- _Fragmento_
++++++++++++++++++++

Juventud, divino tesoro
Esa es una realidad por la simple razón de que los jóvenes y los infantes son la mayoría en toda nación—por lo que el mundo progresivamente se diseña y construye alrededor de ellos.
Y también lo digo por mí. Aún tengo fresca en mi memoria cuando debía navegar a bordo de un bote peñero; cuatro horas, por el río Cuyuní, entre la isla de Anacoco, ubicada en el borde occidental de nuestra Guayana Esequiba, hasta la población de El Dorado, ubicada al sur del estado Bolívar—debía comprar las provisiones del mes.
Cuando era la temporada seca, el caudal del río diminuía significativamente, por lo que en algunos tramos debíamos descargar el bote, trasladar la carga a nuestras espaldas un tramo sobre tierra firme y arrastrar el bote; halándolo con mecates, sobre las piedras del lecho del río hasta hallar nuevamente un nivel de agua lo suficientemente profundo para navegar.
Los riesgos eran abundantes, pero a mí lo que me provocaban era entusiasmo. Tenía 21 años de edad.
Ahora tengo casi 65 años y debo bajar y subir hasta apenas un escalón, con suma precaución; las estrechas monturas para los anteojos actuales, son muy elegantes, pero me obligan a mover constantemente el cuello para poder ver con claridad, desde las teclas de los teléfonos celulares, teclados de computadoras o controles de aparatos eléctricos o electrónicos, y a las nueve de la noche ya estoy bostezando.
Eso no le ocurre a mi suegra que ronda los noventa años y quien se comporta como si tuviese cincuenta—además, luego de someterse a una cirugía láser, no usa anteojos. Así que son sólo algunos ancianos, los que tienen dificultades para adaptarse al cambio natural de la sociedad en la que viven.
De regreso a Anacoco, recuerdo que nos alojábamos en una inmensa carpa de lona en medio de la selva, suficiente para dar albergue a varias docenas de personas, y nuestro cocinero, todos los días a las diez a. m. salía a cazar la carne para el almuerzo y la cena—lo que pudiese encontrar—desde danta, venado, váquiro, chácharo, hasta lapa, acure, o paují—hoy sólo puedo comer carnes blancas sin piel, leguminosas (granos) y vegetales; ni siquiera debo ingerir azúcar o sal normal, deben ser dietéticas (sin calorías la primera, y baja en sodio la segunda). Todo lo que me más me gustaba comer, me fue prohibido por los médicos, luego de haber sobrevivido a un infarto—y encima, debo tomar más de diez píldoras diarias, sólo para reducir las probabilidades de un nuevo accidente cardiovascular.
No me estoy quejando. Bastante que disfruté de la vida mientras tuve juventud y salud. Ahora disfruto de otras cosas; aptas para mi edad y condición, mientras intento recomendarle a los jóvenes con quienes logro comunicarme, que disfruten la vida a plenitud dentro de sus posibilidades, mientras llevan un sensato cuidado de su salud—lejos del tabaco, de cualquier tipo de sustancia psicotrópica o estupefactiva, y con mucha moderación con el alcohol—y huyéndole todo lo que puedan, a las grasas—sobre todo las de origen animal.

++++++++++++++++++++

- _Datos proporcionados_
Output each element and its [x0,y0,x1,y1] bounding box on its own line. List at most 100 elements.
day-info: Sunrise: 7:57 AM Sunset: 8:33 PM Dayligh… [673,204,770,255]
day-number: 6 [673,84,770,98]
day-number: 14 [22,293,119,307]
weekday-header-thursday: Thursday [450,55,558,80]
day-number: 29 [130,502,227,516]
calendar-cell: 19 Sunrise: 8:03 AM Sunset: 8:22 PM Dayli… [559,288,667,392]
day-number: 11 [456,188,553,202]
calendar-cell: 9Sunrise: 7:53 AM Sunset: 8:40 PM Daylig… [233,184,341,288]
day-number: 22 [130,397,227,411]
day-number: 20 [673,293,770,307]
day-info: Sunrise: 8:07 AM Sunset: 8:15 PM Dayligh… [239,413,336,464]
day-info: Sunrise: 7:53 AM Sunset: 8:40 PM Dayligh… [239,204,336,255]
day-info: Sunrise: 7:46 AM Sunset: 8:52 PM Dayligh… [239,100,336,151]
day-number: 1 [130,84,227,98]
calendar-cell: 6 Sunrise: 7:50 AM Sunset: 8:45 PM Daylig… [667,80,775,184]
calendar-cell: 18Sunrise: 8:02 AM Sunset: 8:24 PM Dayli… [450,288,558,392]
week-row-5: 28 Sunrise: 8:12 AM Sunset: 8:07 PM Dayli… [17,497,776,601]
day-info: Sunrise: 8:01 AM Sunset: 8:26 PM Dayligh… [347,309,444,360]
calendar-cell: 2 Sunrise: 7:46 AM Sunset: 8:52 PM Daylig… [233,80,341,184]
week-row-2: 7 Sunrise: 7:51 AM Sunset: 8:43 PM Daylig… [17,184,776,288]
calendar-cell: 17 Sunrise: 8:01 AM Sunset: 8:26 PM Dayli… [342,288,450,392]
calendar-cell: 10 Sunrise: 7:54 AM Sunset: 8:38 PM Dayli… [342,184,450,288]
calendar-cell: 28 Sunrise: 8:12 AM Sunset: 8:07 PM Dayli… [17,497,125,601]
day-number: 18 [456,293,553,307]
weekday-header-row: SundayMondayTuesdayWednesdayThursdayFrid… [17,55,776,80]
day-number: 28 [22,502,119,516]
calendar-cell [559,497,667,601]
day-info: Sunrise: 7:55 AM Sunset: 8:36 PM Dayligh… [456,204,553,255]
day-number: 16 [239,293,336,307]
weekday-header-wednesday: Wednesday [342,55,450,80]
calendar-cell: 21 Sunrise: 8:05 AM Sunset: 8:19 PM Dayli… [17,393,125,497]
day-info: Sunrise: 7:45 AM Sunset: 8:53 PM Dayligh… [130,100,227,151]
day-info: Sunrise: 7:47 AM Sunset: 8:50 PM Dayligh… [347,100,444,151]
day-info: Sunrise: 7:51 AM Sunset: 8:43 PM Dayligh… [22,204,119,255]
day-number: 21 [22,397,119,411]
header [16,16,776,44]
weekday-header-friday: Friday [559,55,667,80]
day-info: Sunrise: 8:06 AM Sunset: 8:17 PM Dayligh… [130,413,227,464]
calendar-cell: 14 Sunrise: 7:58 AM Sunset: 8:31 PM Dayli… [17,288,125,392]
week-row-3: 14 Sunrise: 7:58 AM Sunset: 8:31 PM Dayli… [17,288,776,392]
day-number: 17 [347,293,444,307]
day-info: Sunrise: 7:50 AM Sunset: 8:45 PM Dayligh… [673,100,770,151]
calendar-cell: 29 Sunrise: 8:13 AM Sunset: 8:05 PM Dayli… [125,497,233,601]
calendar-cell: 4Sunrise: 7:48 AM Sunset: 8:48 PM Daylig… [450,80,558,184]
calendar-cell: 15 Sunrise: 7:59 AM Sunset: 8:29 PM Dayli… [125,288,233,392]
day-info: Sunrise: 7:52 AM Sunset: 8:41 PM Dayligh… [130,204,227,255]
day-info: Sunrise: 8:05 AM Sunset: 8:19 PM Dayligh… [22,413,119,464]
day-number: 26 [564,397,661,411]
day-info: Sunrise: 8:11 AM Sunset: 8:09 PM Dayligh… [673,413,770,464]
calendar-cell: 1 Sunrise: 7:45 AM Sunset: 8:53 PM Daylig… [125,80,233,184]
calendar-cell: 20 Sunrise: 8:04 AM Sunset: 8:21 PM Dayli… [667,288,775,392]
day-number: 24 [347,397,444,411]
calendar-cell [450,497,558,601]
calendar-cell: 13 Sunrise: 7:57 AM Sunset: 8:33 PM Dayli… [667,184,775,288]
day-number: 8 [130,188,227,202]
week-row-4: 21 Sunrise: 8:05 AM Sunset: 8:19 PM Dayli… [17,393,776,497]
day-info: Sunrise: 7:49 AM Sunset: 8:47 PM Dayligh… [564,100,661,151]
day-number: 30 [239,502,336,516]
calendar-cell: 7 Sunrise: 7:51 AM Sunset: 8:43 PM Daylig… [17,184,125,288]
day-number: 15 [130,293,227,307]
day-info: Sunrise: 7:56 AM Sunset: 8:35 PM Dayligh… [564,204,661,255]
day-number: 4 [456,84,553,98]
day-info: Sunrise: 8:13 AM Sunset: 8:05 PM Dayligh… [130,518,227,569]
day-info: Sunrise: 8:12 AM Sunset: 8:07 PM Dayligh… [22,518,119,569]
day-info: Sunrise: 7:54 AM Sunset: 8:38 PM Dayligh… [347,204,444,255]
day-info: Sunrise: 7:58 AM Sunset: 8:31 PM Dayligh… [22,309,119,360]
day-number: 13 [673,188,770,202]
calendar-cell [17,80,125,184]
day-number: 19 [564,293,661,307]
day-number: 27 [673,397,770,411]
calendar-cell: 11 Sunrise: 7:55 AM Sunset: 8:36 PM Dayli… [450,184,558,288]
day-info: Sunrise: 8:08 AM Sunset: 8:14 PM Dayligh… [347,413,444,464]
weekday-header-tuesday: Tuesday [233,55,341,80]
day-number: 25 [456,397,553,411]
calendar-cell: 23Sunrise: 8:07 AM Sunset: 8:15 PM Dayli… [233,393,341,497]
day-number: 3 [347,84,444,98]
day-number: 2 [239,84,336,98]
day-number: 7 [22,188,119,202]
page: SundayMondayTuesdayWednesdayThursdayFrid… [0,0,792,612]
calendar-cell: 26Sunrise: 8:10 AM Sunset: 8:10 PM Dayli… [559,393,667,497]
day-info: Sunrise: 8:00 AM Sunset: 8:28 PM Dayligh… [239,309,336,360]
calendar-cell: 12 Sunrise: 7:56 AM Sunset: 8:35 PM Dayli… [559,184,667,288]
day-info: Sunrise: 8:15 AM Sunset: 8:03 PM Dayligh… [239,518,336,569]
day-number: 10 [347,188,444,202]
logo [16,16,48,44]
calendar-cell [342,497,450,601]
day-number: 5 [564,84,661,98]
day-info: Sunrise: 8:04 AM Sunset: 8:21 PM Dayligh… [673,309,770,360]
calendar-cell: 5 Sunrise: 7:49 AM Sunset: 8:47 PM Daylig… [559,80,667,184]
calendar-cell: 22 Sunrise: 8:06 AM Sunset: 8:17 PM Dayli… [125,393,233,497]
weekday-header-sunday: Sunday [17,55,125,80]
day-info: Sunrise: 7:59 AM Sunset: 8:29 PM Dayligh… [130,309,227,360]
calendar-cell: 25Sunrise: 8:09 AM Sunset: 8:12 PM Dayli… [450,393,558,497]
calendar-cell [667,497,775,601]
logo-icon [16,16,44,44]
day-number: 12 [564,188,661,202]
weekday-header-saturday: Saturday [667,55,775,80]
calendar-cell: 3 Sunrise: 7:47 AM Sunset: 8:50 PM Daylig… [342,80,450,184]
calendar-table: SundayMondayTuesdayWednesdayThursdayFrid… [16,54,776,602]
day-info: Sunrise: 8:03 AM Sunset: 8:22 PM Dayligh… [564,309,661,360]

++++++++++++++++++++

- _Completa lo siguiente_
- 1) Traduce al inglés esta oración del fragmento: «Los riesgos eran abundantes, pero a mí lo que me provocaban era entusiasmo.»
- 2) Indica si cada afirmación coincide con el fragmento y responde sí o no, citando las palabras del fragmento que lo deciden: (a) el viaje en bote peñero por el río Cuyuní duraba cuatro horas; (b) la suegra de quien escribe usa anteojos; (c) el cocinero salía a cazar por la tarde.
- 3) Según el fragmento, ¿dónde se alojaban en Anacoco?
Las líneas provienen de otra fuente.

- _Resultados del ejercicio_
- 1) The risks were plentiful, but what they stirred in me was enthusiasm.

- 2)
(a) Sí: «cuatro horas, por el río Cuyuní».
(b) No: «luego de someterse a una cirugía láser, no usa anteojos».
(c) No: «todos los días a las diez a. m. salía a cazar».

- 3) En una inmensa carpa de lona en medio de la selva.